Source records
_ _ _ _
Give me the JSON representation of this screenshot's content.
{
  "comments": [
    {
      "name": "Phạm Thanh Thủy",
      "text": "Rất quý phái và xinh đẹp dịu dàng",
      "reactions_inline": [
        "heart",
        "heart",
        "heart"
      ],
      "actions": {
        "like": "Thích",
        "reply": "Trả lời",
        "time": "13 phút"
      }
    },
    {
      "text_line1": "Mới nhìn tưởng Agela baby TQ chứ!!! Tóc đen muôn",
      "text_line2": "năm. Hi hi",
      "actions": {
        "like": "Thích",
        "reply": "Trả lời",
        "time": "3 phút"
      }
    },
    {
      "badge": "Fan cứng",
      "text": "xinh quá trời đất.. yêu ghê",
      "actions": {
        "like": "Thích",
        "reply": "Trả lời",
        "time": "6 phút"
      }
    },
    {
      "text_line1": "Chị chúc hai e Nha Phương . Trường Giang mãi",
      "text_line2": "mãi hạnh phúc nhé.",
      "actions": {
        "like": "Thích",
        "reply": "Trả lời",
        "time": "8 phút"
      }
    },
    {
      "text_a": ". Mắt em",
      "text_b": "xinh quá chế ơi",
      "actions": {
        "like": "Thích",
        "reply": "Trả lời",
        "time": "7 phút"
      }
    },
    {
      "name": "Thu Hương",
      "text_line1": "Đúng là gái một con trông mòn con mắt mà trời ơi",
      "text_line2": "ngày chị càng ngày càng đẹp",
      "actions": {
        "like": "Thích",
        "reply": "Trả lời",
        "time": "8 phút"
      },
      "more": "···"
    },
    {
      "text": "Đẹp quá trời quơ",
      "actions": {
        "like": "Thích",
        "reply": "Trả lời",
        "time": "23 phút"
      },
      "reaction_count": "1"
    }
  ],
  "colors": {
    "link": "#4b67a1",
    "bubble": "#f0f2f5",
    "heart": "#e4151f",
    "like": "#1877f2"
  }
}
_ _ _ _
▸ TASK TO CARRY OUT
Go through the material line by line. Show each line that contains the string "xinh".

▸ RESPONSE TO THIS TASK
      "text": "Rất quý phái và xinh đẹp dịu dàng",
      "text": "xinh quá trời đất.. yêu ghê",
      "text_b": "xinh quá chế ơi",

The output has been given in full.